Stated exercise:
Copy the records below exactly as they are written.

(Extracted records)

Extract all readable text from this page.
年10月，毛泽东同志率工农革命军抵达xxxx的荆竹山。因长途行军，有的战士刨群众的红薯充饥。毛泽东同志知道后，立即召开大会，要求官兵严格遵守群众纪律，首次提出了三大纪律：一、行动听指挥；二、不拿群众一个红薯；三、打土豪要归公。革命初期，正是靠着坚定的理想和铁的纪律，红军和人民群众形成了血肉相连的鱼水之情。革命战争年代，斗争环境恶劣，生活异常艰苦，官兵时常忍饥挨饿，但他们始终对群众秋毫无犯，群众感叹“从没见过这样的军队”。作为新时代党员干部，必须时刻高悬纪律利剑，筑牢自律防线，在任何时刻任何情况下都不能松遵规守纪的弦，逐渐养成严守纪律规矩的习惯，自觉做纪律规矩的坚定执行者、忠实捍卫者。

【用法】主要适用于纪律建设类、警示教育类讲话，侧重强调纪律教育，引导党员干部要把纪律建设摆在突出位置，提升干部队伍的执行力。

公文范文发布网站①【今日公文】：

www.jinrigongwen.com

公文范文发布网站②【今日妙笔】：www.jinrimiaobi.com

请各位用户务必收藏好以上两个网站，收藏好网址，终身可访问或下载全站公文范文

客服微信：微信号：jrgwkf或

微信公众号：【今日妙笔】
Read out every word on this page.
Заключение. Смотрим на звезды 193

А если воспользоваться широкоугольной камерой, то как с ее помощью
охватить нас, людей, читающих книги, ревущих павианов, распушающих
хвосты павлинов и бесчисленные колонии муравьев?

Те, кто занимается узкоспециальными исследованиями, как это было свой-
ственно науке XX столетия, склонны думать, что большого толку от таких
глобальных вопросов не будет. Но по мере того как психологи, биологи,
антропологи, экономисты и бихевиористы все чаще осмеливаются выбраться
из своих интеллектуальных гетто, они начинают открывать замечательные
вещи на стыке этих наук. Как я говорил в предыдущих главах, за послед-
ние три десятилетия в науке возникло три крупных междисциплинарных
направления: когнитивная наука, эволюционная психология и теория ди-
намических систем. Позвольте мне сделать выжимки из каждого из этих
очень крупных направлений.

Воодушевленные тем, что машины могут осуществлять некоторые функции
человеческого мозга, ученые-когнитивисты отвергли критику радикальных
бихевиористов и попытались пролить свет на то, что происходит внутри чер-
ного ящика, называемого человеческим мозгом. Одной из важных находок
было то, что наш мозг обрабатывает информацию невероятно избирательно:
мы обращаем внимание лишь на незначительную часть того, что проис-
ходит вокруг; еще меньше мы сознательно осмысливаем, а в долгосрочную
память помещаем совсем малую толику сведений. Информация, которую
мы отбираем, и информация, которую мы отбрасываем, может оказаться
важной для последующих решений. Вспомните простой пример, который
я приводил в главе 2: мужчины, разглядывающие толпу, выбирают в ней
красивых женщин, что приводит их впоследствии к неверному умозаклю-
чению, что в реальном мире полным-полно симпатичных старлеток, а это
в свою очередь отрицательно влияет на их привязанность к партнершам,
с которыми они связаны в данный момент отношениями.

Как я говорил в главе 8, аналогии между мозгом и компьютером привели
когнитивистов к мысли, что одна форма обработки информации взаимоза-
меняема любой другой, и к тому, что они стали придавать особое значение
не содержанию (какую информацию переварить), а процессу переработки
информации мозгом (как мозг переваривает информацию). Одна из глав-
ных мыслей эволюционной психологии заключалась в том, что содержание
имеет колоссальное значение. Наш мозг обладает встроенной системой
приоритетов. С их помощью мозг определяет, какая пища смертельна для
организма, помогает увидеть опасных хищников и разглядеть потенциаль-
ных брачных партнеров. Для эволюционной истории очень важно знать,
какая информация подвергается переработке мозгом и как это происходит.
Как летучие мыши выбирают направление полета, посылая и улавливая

Worked solution:
Extract all readable text from this page.
年10月，毛泽东同志率工农革命军抵达xxxx的荆竹山。因长途行军，有的战士刨群众的红薯充饥。毛泽东同志知道后，立即召开大会，要求官兵严格遵守群众纪律，首次提出了三大纪律：一、行动听指挥；二、不拿群众一个红薯；三、打土豪要归公。革命初期，正是靠着坚定的理想和铁的纪律，红军和人民群众形成了血肉相连的鱼水之情。革命战争年代，斗争环境恶劣，生活异常艰苦，官兵时常忍饥挨饿，但他们始终对群众秋毫无犯，群众感叹“从没见过这样的军队”。作为新时代党员干部，必须时刻高悬纪律利剑，筑牢自律防线，在任何时刻任何情况下都不能松遵规守纪的弦，逐渐养成严守纪律规矩的习惯，自觉做纪律规矩的坚定执行者、忠实捍卫者。

【用法】主要适用于纪律建设类、警示教育类讲话，侧重强调纪律教育，引导党员干部要把纪律建设摆在突出位置，提升干部队伍的执行力。

公文范文发布网站①【今日公文】：

www.jinrigongwen.com

公文范文发布网站②【今日妙笔】：www.jinrimiaobi.com

请各位用户务必收藏好以上两个网站，收藏好网址，终身可访问或下载全站公文范文

客服微信：微信号：jrgwkf或

微信公众号：【今日妙笔】
Read out every word on this page.
Заключение. Смотрим на звезды 193

А если воспользоваться широкоугольной камерой, то как с ее помощью
охватить нас, людей, читающих книги, ревущих павианов, распушающих
хвосты павлинов и бесчисленные колонии муравьев?

Те, кто занимается узкоспециальными исследованиями, как это было свой-
ственно науке XX столетия, склонны думать, что большого толку от таких
глобальных вопросов не будет. Но по мере того как психологи, биологи,
антропологи, экономисты и бихевиористы все чаще осмеливаются выбраться
из своих интеллектуальных гетто, они начинают открывать замечательные
вещи на стыке этих наук. Как я говорил в предыдущих главах, за послед-
ние три десятилетия в науке возникло три крупных междисциплинарных
направления: когнитивная наука, эволюционная психология и теория ди-
намических систем. Позвольте мне сделать выжимки из каждого из этих
очень крупных направлений.

Воодушевленные тем, что машины могут осуществлять некоторые функции
человеческого мозга, ученые-когнитивисты отвергли критику радикальных
бихевиористов и попытались пролить свет на то, что происходит внутри чер-
ного ящика, называемого человеческим мозгом. Одной из важных находок
было то, что наш мозг обрабатывает информацию невероятно избирательно:
мы обращаем внимание лишь на незначительную часть того, что проис-
ходит вокруг; еще меньше мы сознательно осмысливаем, а в долгосрочную
память помещаем совсем малую толику сведений. Информация, которую
мы отбираем, и информация, которую мы отбрасываем, может оказаться
важной для последующих решений. Вспомните простой пример, который
я приводил в главе 2: мужчины, разглядывающие толпу, выбирают в ней
красивых женщин, что приводит их впоследствии к неверному умозаклю-
чению, что в реальном мире полным-полно симпатичных старлеток, а это
в свою очередь отрицательно влияет на их привязанность к партнершам,
с которыми они связаны в данный момент отношениями.

Как я говорил в главе 8, аналогии между мозгом и компьютером привели
когнитивистов к мысли, что одна форма обработки информации взаимоза-
меняема любой другой, и к тому, что они стали придавать особое значение
не содержанию (какую информацию переварить), а процессу переработки
информации мозгом (как мозг переваривает информацию). Одна из глав-
ных мыслей эволюционной психологии заключалась в том, что содержание
имеет колоссальное значение. Наш мозг обладает встроенной системой
приоритетов. С их помощью мозг определяет, какая пища смертельна для
организма, помогает увидеть опасных хищников и разглядеть потенциаль-
ных брачных партнеров. Для эволюционной истории очень важно знать,
какая информация подвергается переработке мозгом и как это происходит.
Как летучие мыши выбирают направление полета, посылая и улавливая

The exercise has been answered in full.